• Goal 1: In the piece on public piety, which law firm is representing Cambridge Christian?
• Goal 2: How would you render this sentence from the piece on public piety in Spanish: "The legal issue in this case is something for legal scholars to debate."
• Goal 3: Return everything in the piece on public piety from "The FHSAA said" down to "display of piety?", copied without any changes.

The Problem With Public Piety

Book of Matthew

Fox Radio’s Todd Starnes is reporting a case in which certain parties are claiming that they were prevented from praying. Here is an excerpt from his report:

“Prayer is important at Florida’s Cambridge Christian School.

“We train our students that prayer is foundational to their walk with Christ,” Head of School Tim Euler told me. “Our faith is founded in prayer.”

So when Cambridge Christian faced off against University Christian School last December in the 2A state championship football game, they asked the Florida High School Athletic Association if they could begin with a word of prayer.

The FHSAA said no.

They told both Christian schools that offering a pre-game prayer was against the law – that it could be viewed as an endorsement of religion since the schools would be praying on government property.

“This is ridiculous,” said Jeremy Dys, an attorney with Liberty Institute. “We’ve got two Christian schools being told they can’t pray.”

Liberty Institute, a law firm that specializes in religious liberty issues, is representing Cambridge Christian.”

The legal issue in this case is something for legal scholars to debate. What matters to this writer is the biblical issue that this particular case pertains to.

Were the members of those two football teams completely prevented from praying, or were they simply prevented from engaging in a public display of piety?

It would be reasonable to ask what prevented those teams from praying on their buses or from praying in their locker rooms before going onto the playing field.

Why was it necessary to make a public show of their praying?

• Raw data:

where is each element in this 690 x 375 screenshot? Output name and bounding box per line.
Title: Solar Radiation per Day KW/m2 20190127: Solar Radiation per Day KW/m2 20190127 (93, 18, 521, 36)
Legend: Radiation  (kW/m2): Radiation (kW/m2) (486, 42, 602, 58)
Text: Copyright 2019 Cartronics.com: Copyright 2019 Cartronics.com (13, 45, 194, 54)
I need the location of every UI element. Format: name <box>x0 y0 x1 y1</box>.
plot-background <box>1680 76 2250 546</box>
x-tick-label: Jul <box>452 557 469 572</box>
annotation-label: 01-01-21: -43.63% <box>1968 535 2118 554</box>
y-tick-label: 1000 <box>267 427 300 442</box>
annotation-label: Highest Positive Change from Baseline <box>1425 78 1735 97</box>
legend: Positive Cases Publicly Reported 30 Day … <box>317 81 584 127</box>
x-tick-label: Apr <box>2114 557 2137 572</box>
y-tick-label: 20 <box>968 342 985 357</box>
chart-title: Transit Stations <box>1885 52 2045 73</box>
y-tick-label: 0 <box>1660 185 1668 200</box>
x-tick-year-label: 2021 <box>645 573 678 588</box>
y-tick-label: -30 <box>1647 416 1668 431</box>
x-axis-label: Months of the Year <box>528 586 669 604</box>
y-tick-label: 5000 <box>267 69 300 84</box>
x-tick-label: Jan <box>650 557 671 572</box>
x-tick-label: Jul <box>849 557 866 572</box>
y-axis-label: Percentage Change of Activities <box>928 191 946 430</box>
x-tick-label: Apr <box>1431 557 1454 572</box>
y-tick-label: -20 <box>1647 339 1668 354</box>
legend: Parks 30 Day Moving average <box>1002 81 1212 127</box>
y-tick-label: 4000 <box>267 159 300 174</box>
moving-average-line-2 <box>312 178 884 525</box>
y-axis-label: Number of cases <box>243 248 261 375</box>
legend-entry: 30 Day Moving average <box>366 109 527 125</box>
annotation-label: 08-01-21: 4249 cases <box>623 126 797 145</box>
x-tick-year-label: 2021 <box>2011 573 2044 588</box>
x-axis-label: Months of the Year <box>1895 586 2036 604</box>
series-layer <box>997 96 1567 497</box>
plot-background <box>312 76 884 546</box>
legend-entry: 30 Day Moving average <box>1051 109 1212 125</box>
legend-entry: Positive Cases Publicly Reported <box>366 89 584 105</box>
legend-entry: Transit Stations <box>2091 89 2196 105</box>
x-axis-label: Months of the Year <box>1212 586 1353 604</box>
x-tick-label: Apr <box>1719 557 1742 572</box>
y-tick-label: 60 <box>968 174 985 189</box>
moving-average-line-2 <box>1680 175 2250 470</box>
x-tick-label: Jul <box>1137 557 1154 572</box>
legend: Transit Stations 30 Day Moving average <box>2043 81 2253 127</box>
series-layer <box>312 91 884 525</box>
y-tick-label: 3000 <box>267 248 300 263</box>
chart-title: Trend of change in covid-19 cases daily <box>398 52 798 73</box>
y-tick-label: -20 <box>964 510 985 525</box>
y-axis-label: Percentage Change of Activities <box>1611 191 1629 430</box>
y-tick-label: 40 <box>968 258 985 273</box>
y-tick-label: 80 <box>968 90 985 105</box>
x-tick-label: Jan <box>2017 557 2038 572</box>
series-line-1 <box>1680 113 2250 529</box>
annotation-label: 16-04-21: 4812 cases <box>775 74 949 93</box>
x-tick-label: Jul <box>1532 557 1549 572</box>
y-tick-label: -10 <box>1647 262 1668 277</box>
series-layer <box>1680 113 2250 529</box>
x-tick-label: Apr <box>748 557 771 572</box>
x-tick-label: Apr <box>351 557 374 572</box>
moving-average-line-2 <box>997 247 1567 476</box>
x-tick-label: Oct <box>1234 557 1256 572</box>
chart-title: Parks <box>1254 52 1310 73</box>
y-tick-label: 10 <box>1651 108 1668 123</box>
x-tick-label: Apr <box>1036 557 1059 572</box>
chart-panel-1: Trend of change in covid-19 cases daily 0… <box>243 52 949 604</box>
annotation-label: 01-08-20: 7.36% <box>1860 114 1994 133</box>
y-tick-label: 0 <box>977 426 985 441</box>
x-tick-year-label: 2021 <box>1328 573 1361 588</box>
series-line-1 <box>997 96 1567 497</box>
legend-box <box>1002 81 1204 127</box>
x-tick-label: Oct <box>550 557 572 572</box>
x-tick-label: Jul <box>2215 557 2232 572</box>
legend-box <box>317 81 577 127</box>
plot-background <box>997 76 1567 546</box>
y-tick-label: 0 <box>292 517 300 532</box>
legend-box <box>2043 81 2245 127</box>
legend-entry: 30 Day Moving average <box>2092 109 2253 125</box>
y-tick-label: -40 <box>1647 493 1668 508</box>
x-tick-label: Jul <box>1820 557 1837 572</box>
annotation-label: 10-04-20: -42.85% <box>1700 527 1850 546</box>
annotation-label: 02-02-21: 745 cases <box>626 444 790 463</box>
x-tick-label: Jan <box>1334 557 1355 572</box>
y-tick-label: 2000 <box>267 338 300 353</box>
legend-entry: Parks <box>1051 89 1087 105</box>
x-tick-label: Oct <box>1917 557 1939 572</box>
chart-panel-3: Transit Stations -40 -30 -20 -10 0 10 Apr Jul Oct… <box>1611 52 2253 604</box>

• Full output 1: Liberty Institute

• Full output 2: La cuestión jurídica en este caso es algo que les corresponde debatir a los estudiosos del derecho.

• Full output 3:
The FHSAA said no.

They told both Christian schools that offering a pre-game prayer was against the law – that it could be viewed as an endorsement of religion since the schools would be praying on government property.

“This is ridiculous,” said Jeremy Dys, an attorney with Liberty Institute. “We’ve got two Christian schools being told they can’t pray.”

Liberty Institute, a law firm that specializes in religious liberty issues, is representing Cambridge Christian.”

The legal issue in this case is something for legal scholars to debate. What matters to this writer is the biblical issue that this particular case pertains to.

Were the members of those two football teams completely prevented from praying, or were they simply prevented from engaging in a public display of piety?